[Rows from a layout dataset]
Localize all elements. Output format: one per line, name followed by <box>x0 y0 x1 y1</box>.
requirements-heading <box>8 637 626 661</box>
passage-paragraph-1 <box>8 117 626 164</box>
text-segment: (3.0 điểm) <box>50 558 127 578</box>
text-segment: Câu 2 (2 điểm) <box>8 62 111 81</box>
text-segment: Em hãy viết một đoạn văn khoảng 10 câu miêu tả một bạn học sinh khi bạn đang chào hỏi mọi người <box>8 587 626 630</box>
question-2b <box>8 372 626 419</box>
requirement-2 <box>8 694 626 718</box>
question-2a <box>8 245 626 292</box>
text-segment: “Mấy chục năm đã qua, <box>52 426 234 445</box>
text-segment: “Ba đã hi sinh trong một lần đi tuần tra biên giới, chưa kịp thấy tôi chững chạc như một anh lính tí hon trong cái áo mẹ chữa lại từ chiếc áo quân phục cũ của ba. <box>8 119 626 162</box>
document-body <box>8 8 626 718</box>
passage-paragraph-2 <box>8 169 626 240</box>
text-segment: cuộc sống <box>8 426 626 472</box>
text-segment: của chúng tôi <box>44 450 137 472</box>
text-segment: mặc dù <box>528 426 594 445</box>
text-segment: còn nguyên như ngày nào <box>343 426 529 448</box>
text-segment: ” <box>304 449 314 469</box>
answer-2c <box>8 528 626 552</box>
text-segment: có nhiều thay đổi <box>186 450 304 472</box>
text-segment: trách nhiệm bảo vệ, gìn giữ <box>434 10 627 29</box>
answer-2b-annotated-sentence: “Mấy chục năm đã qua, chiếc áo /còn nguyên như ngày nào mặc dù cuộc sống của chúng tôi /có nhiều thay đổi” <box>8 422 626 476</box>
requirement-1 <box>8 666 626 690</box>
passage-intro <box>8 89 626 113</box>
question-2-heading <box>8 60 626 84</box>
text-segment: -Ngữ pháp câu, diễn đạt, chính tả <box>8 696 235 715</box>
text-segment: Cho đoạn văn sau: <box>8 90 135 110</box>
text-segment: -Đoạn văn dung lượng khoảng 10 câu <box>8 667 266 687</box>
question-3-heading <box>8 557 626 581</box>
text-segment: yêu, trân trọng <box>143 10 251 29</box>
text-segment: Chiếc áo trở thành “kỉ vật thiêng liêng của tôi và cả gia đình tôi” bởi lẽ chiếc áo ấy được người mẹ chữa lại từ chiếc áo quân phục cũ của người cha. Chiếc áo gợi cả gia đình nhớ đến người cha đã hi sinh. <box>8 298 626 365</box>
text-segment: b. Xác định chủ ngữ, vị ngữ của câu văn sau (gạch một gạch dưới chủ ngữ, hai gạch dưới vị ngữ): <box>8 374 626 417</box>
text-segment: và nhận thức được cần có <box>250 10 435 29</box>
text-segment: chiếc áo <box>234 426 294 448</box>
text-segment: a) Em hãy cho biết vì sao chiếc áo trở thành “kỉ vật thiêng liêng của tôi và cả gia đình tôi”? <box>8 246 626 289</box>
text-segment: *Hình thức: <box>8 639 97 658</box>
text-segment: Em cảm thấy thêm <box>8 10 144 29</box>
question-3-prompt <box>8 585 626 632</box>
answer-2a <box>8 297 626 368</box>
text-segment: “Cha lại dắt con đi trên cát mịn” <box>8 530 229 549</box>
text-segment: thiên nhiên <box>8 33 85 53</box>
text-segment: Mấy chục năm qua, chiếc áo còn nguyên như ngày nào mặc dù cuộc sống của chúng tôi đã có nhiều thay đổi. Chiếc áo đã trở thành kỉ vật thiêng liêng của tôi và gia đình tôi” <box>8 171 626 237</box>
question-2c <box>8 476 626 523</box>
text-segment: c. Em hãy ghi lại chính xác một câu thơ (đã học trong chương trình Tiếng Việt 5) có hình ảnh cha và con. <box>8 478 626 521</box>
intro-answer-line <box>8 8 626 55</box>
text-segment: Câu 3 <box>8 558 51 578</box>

WORK INSTRUCTIONS |
Put the lines of the listing, from its first line through the line containing "text-segment: và nhận", into a numbered list, leaving out any blank lines.

TASK ANSWER |
1. Localize all elements. Output format: one per line, name followed by <box>x0 y0 x1 y1</box>.
2. requirements-heading <box>8 637 626 661</box>
3. passage-paragraph-1 <box>8 117 626 164</box>
4. text-segment: (3.0 điểm) <box>50 558 127 578</box>
5. text-segment: Câu 2 (2 điểm) <box>8 62 111 81</box>
6. text-segment: Em hãy viết một đoạn văn khoảng 10 câu miêu tả một bạn học sinh khi bạn đang chào hỏi mọi người <box>8 587 626 630</box>
7. question-2b <box>8 372 626 419</box>
8. requirement-2 <box>8 694 626 718</box>
9. question-2a <box>8 245 626 292</box>
10. text-segment: “Mấy chục năm đã qua, <box>52 426 234 445</box>
11. text-segment: “Ba đã hi sinh trong một lần đi tuần tra biên giới, chưa kịp thấy tôi chững chạc như một anh lính tí hon trong cái áo mẹ chữa lại từ chiếc áo quân phục cũ của ba. <box>8 119 626 162</box>
12. document-body <box>8 8 626 718</box>
13. passage-paragraph-2 <box>8 169 626 240</box>
14. text-segment: cuộc sống <box>8 426 626 472</box>
15. text-segment: của chúng tôi <box>44 450 137 472</box>
16. text-segment: mặc dù <box>528 426 594 445</box>
17. text-segment: còn nguyên như ngày nào <box>343 426 529 448</box>
18. text-segment: ” <box>304 449 314 469</box>
19. answer-2c <box>8 528 626 552</box>
20. text-segment: có nhiều thay đổi <box>186 450 304 472</box>
21. text-segment: trách nhiệm bảo vệ, gìn giữ <box>434 10 627 29</box>
22. answer-2b-annotated-sentence: “Mấy chục năm đã qua, chiếc áo /còn nguyên như ngày nào mặc dù cuộc sống của chúng tôi /có nhiều thay đổi” <box>8 422 626 476</box>
23. requirement-1 <box>8 666 626 690</box>
24. passage-intro <box>8 89 626 113</box>
25. question-2-heading <box>8 60 626 84</box>
26. text-segment: -Ngữ pháp câu, diễn đạt, chính tả <box>8 696 235 715</box>
27. text-segment: Cho đoạn văn sau: <box>8 90 135 110</box>
28. text-segment: -Đoạn văn dung lượng khoảng 10 câu <box>8 667 266 687</box>
29. question-3-heading <box>8 557 626 581</box>
30. text-segment: yêu, trân trọng <box>143 10 251 29</box>
31. text-segment: Chiếc áo trở thành “kỉ vật thiêng liêng của tôi và cả gia đình tôi” bởi lẽ chiếc áo ấy được người mẹ chữa lại từ chiếc áo quân phục cũ của người cha. Chiếc áo gợi cả gia đình nhớ đến người cha đã hi sinh. <box>8 298 626 365</box>
32. text-segment: b. Xác định chủ ngữ, vị ngữ của câu văn sau (gạch một gạch dưới chủ ngữ, hai gạch dưới vị ngữ): <box>8 374 626 417</box>
33. text-segment: và nhận thức được cần có <box>250 10 435 29</box>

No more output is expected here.